» **DATA SUPPLIED**
───

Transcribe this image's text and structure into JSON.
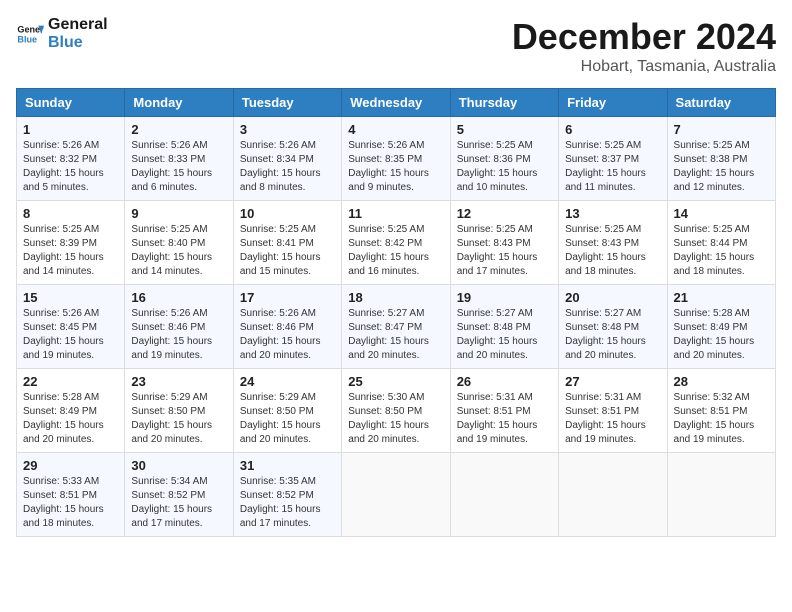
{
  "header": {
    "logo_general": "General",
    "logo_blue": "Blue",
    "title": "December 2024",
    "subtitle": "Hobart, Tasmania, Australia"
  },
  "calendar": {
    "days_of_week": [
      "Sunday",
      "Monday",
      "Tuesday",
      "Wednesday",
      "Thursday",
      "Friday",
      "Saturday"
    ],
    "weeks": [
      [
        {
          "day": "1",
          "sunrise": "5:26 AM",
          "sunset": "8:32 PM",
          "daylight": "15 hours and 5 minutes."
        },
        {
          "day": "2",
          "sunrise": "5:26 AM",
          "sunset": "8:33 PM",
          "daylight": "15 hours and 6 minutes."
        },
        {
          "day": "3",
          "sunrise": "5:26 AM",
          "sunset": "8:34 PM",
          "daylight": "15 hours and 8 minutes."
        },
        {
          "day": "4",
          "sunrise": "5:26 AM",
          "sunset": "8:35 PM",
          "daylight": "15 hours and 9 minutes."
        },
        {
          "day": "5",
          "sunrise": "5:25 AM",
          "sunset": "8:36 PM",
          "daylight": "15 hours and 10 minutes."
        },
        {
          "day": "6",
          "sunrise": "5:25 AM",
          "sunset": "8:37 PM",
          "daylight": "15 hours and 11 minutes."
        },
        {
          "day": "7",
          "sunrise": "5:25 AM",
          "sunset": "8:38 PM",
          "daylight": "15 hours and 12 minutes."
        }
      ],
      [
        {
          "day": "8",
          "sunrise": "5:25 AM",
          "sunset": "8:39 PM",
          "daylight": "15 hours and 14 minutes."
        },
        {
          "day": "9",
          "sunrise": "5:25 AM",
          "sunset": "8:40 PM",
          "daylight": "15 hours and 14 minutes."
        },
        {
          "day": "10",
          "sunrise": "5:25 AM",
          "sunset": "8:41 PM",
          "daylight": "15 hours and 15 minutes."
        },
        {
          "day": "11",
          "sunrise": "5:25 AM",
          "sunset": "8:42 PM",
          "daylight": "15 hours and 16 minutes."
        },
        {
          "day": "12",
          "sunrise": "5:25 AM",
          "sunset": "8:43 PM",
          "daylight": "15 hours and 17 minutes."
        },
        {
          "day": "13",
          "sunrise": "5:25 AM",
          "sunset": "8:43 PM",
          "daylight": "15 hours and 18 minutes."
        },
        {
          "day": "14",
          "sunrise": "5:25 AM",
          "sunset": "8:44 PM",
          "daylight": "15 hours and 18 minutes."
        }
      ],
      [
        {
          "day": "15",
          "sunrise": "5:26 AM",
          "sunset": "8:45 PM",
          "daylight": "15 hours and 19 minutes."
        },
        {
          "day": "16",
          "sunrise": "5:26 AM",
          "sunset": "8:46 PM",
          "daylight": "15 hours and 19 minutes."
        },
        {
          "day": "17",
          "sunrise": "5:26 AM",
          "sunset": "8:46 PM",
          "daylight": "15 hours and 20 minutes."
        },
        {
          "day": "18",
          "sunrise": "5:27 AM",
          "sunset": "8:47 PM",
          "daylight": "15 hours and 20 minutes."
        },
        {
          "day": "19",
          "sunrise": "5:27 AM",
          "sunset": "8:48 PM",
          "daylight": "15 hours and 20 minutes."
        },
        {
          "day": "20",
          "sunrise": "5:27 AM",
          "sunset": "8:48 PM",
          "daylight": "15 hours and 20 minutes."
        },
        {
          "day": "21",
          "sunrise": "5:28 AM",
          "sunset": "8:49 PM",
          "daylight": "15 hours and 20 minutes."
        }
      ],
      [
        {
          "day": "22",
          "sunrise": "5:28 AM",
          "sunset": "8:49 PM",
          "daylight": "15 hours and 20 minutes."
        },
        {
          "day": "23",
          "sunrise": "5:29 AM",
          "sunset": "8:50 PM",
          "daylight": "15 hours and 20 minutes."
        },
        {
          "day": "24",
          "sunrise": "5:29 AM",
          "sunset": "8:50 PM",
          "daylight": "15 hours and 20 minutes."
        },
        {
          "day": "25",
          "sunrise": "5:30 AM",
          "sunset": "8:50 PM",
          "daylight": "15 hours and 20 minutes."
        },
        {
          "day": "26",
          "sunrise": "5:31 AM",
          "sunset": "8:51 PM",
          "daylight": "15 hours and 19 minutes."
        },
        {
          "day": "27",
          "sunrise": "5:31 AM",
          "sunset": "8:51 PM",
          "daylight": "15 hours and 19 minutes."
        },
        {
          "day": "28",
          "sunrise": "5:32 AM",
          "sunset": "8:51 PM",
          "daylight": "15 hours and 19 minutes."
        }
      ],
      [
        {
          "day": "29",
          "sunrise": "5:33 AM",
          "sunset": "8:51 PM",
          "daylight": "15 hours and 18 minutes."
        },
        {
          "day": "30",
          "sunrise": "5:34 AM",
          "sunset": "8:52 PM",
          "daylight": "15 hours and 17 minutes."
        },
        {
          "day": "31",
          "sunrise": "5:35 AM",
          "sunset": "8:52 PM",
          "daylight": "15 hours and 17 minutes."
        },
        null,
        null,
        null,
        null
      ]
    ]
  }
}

───

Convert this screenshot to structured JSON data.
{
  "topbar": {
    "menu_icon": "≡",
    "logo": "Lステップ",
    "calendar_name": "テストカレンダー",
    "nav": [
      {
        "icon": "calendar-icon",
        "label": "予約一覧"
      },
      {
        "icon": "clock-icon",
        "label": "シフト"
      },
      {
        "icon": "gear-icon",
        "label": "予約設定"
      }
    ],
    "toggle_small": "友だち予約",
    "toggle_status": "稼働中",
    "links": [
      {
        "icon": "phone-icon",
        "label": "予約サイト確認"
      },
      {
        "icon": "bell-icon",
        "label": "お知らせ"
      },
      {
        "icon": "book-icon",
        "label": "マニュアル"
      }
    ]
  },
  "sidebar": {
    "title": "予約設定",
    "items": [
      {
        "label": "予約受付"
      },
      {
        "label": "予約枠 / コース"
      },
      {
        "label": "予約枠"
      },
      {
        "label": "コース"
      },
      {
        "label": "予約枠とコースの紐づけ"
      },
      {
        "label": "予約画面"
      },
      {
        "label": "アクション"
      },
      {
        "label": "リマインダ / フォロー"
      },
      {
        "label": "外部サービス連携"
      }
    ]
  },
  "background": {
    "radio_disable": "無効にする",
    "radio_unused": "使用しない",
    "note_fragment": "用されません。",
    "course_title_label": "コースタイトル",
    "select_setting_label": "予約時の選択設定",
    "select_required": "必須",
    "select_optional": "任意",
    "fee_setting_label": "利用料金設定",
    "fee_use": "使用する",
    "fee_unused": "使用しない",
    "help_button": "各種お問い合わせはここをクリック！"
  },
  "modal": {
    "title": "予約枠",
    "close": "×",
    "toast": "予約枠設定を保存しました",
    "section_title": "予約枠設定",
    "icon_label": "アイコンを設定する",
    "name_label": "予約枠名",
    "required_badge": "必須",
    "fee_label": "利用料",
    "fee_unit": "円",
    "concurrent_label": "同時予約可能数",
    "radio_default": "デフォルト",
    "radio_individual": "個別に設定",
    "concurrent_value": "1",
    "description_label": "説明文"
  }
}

───

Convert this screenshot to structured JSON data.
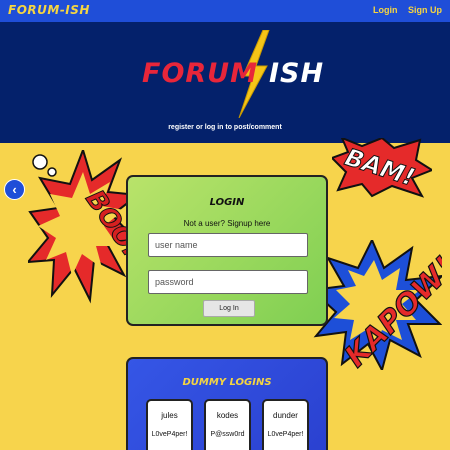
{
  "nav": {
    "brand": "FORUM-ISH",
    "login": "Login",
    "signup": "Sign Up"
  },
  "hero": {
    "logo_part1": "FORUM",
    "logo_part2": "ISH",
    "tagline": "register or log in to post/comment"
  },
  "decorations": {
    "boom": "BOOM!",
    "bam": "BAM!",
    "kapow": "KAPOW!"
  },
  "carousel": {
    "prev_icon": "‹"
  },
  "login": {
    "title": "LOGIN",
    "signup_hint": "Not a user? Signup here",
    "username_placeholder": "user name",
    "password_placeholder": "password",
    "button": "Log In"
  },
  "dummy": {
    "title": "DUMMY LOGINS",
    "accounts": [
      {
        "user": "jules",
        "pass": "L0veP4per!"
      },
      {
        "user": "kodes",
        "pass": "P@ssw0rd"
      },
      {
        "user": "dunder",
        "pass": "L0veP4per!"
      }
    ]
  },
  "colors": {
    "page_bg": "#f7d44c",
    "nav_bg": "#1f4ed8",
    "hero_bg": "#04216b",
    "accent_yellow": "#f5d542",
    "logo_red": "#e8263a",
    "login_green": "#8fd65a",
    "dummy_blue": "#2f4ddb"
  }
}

───

Copy each line above where the string "user" occurs.

» **REPLY TO THE EXERCISE**
    "signup_hint": "Not a user? Signup here",
    "username_placeholder": "user name",
        "user": "jules",
        "user": "kodes",
        "user": "dunder",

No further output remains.